Task to carry out
Reproduce word for word everything from the start of the entries down to and including the line that contains "data-label: ОхтаГрБП03 (BB+)".

Stored items:
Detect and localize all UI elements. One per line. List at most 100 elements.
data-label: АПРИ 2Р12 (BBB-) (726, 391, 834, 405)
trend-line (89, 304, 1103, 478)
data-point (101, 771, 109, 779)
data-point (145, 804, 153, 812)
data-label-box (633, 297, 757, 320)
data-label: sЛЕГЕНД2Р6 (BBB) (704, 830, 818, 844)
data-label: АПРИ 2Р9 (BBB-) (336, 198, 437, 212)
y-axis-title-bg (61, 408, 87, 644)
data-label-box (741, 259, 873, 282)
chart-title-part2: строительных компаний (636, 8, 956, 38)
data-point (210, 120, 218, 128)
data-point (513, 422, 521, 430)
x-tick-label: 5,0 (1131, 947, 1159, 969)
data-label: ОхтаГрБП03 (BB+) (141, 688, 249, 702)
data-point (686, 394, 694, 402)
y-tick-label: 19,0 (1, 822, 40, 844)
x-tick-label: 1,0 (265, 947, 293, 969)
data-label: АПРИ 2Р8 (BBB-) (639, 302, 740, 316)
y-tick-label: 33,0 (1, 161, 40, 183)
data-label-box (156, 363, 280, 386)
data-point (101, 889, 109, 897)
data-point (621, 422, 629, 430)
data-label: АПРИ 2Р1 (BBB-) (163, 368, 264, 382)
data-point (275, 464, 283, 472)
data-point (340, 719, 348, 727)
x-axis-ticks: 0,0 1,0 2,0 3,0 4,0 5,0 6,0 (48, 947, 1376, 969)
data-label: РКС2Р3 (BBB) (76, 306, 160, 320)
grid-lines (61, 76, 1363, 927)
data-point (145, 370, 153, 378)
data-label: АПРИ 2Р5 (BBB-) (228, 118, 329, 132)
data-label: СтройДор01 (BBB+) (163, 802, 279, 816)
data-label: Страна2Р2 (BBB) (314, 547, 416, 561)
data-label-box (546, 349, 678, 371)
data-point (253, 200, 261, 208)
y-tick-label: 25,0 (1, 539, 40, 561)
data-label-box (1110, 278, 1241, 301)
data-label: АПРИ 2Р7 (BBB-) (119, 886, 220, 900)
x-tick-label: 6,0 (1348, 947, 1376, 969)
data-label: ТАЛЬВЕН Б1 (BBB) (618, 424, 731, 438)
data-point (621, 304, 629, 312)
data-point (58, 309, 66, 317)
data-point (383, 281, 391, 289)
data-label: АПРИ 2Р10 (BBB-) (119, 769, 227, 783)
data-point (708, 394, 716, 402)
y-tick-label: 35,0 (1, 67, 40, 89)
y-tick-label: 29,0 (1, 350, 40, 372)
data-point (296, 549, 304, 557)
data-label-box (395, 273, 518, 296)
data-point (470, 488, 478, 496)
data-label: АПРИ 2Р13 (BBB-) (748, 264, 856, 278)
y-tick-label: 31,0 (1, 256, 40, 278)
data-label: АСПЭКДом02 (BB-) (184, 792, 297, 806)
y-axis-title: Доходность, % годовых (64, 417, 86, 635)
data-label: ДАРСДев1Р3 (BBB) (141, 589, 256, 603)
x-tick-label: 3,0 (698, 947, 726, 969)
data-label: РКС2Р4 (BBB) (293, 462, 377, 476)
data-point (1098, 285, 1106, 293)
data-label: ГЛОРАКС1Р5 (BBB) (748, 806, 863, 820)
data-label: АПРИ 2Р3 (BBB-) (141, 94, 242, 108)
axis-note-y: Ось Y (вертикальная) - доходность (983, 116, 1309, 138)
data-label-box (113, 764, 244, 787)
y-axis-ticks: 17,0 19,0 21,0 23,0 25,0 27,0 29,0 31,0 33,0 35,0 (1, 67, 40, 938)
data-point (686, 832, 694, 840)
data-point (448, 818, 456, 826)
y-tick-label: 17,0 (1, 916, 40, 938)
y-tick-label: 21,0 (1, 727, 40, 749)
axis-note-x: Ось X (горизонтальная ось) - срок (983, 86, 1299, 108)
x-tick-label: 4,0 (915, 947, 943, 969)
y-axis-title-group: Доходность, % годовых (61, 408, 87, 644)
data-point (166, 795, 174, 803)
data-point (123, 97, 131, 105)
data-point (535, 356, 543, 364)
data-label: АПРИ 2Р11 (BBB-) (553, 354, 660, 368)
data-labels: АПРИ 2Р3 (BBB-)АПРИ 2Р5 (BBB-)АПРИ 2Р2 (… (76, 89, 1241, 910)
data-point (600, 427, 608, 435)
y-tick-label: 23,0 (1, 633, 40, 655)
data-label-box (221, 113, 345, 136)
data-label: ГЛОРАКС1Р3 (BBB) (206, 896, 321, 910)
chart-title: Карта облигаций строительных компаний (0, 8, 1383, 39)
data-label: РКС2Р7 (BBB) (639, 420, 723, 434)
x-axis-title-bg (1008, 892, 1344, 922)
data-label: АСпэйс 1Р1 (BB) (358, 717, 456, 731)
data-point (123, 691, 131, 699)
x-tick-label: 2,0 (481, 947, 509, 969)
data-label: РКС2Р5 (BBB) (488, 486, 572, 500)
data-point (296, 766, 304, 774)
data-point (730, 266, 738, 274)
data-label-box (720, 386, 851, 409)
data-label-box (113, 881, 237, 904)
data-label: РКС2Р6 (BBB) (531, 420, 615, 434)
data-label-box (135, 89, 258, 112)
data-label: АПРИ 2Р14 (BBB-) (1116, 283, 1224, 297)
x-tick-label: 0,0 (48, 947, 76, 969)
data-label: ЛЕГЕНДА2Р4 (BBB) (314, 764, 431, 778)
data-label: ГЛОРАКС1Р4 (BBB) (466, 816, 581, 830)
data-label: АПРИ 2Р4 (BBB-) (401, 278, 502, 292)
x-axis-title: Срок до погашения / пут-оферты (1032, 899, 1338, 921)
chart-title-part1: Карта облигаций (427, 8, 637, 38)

Response to this exercise
Detect and localize all UI elements. One per line. List at most 100 elements.
data-label: АПРИ 2Р12 (BBB-) (726, 391, 834, 405)
trend-line (89, 304, 1103, 478)
data-point (101, 771, 109, 779)
data-point (145, 804, 153, 812)
data-label-box (633, 297, 757, 320)
data-label: sЛЕГЕНД2Р6 (BBB) (704, 830, 818, 844)
data-label: АПРИ 2Р9 (BBB-) (336, 198, 437, 212)
y-axis-title-bg (61, 408, 87, 644)
data-label-box (741, 259, 873, 282)
chart-title-part2: строительных компаний (636, 8, 956, 38)
data-point (210, 120, 218, 128)
data-point (513, 422, 521, 430)
x-tick-label: 5,0 (1131, 947, 1159, 969)
data-label: ОхтаГрБП03 (BB+) (141, 688, 249, 702)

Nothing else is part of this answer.